* Begin SUPPLIED MATERIAL *
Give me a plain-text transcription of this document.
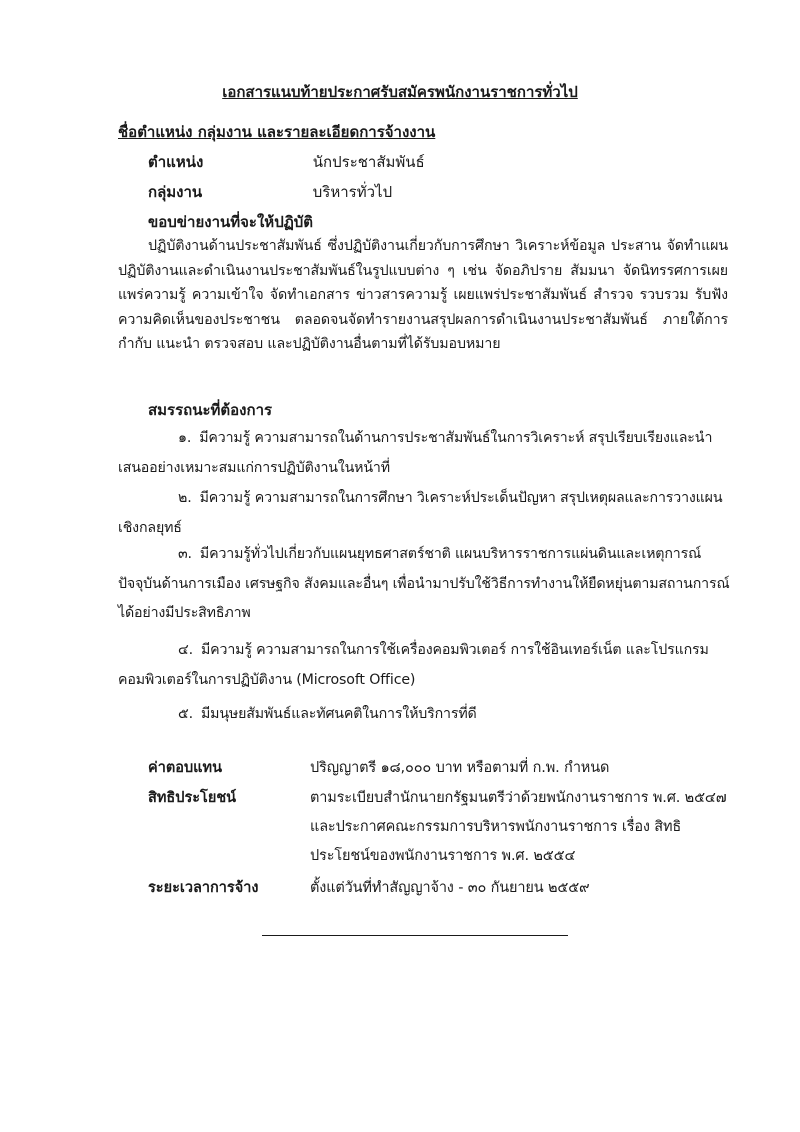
เอกสารแนบท้ายประกาศรับสมัครพนักงานราชการทั่วไป
ชื่อตำแหน่ง กลุ่มงาน และรายละเอียดการจ้างงาน
ตำแหน่ง	นักประชาสัมพันธ์
กลุ่มงาน	บริหารทั่วไป
ขอบข่ายงานที่จะให้ปฏิบัติ
ปฏิบัติงานด้านประชาสัมพันธ์ ซึ่งปฏิบัติงานเกี่ยวกับการศึกษา วิเคราะห์ข้อมูล ประสาน จัดทำแผนปฏิบัติงานและดำเนินงานประชาสัมพันธ์ในรูปแบบต่าง ๆ เช่น จัดอภิปราย สัมมนา จัดนิทรรศการเผยแพร่ความรู้ ความเข้าใจ จัดทำเอกสาร ข่าวสารความรู้ เผยแพร่ประชาสัมพันธ์ สำรวจ รวบรวม รับฟังความคิดเห็นของประชาชน ตลอดจนจัดทำรายงานสรุปผลการดำเนินงานประชาสัมพันธ์ ภายใต้การกำกับ แนะนำ ตรวจสอบ และปฏิบัติงานอื่นตามที่ได้รับมอบหมาย
สมรรถนะที่ต้องการ
๑. มีความรู้ ความสามารถในด้านการประชาสัมพันธ์ในการวิเคราะห์ สรุปเรียบเรียงและนำเสนออย่างเหมาะสมแก่การปฏิบัติงานในหน้าที่
๒. มีความรู้ ความสามารถในการศึกษา วิเคราะห์ประเด็นปัญหา สรุปเหตุผลและการวางแผนเชิงกลยุทธ์
๓. มีความรู้ทั่วไปเกี่ยวกับแผนยุทธศาสตร์ชาติ แผนบริหารราชการแผ่นดินและเหตุการณ์ปัจจุบันด้านการเมือง เศรษฐกิจ สังคมและอื่นๆ เพื่อนำมาปรับใช้วิธีการทำงานให้ยืดหยุ่นตามสถานการณ์ได้อย่างมีประสิทธิภาพ
๔. มีความรู้ ความสามารถในการใช้เครื่องคอมพิวเตอร์ การใช้อินเทอร์เน็ต และโปรแกรมคอมพิวเตอร์ในการปฏิบัติงาน (Microsoft Office)
๕. มีมนุษยสัมพันธ์และทัศนคติในการให้บริการที่ดี
ค่าตอบแทน	ปริญญาตรี ๑๘,๐๐๐ บาท หรือตามที่ ก.พ. กำหนด
สิทธิประโยชน์	ตามระเบียบสำนักนายกรัฐมนตรีว่าด้วยพนักงานราชการ พ.ศ. ๒๕๔๗ และประกาศคณะกรรมการบริหารพนักงานราชการ เรื่อง สิทธิประโยชน์ของพนักงานราชการ พ.ศ. ๒๕๕๔
ระยะเวลาการจ้าง	ตั้งแต่วันที่ทำสัญญาจ้าง - ๓๐ กันยายน ๒๕๕๙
* End SUPPLIED MATERIAL *
TASK GOAL: Every entry should be returned exactly as written, minus the pictures.

EXERCISE RESULT:
Give me a plain-text transcription of this document.
เอกสารแนบท้ายประกาศรับสมัครพนักงานราชการทั่วไป
ชื่อตำแหน่ง กลุ่มงาน และรายละเอียดการจ้างงาน
ตำแหน่ง	นักประชาสัมพันธ์
กลุ่มงาน	บริหารทั่วไป
ขอบข่ายงานที่จะให้ปฏิบัติ
ปฏิบัติงานด้านประชาสัมพันธ์ ซึ่งปฏิบัติงานเกี่ยวกับการศึกษา วิเคราะห์ข้อมูล ประสาน จัดทำแผนปฏิบัติงานและดำเนินงานประชาสัมพันธ์ในรูปแบบต่าง ๆ เช่น จัดอภิปราย สัมมนา จัดนิทรรศการเผยแพร่ความรู้ ความเข้าใจ จัดทำเอกสาร ข่าวสารความรู้ เผยแพร่ประชาสัมพันธ์ สำรวจ รวบรวม รับฟังความคิดเห็นของประชาชน ตลอดจนจัดทำรายงานสรุปผลการดำเนินงานประชาสัมพันธ์ ภายใต้การกำกับ แนะนำ ตรวจสอบ และปฏิบัติงานอื่นตามที่ได้รับมอบหมาย
สมรรถนะที่ต้องการ
๑. มีความรู้ ความสามารถในด้านการประชาสัมพันธ์ในการวิเคราะห์ สรุปเรียบเรียงและนำเสนออย่างเหมาะสมแก่การปฏิบัติงานในหน้าที่
๒. มีความรู้ ความสามารถในการศึกษา วิเคราะห์ประเด็นปัญหา สรุปเหตุผลและการวางแผนเชิงกลยุทธ์
๓. มีความรู้ทั่วไปเกี่ยวกับแผนยุทธศาสตร์ชาติ แผนบริหารราชการแผ่นดินและเหตุการณ์ปัจจุบันด้านการเมือง เศรษฐกิจ สังคมและอื่นๆ เพื่อนำมาปรับใช้วิธีการทำงานให้ยืดหยุ่นตามสถานการณ์ได้อย่างมีประสิทธิภาพ
๔. มีความรู้ ความสามารถในการใช้เครื่องคอมพิวเตอร์ การใช้อินเทอร์เน็ต และโปรแกรมคอมพิวเตอร์ในการปฏิบัติงาน (Microsoft Office)
๕. มีมนุษยสัมพันธ์และทัศนคติในการให้บริการที่ดี
ค่าตอบแทน	ปริญญาตรี ๑๘,๐๐๐ บาท หรือตามที่ ก.พ. กำหนด
สิทธิประโยชน์	ตามระเบียบสำนักนายกรัฐมนตรีว่าด้วยพนักงานราชการ พ.ศ. ๒๕๔๗ และประกาศคณะกรรมการบริหารพนักงานราชการ เรื่อง สิทธิประโยชน์ของพนักงานราชการ พ.ศ. ๒๕๕๔
ระยะเวลาการจ้าง	ตั้งแต่วันที่ทำสัญญาจ้าง - ๓๐ กันยายน ๒๕๕๙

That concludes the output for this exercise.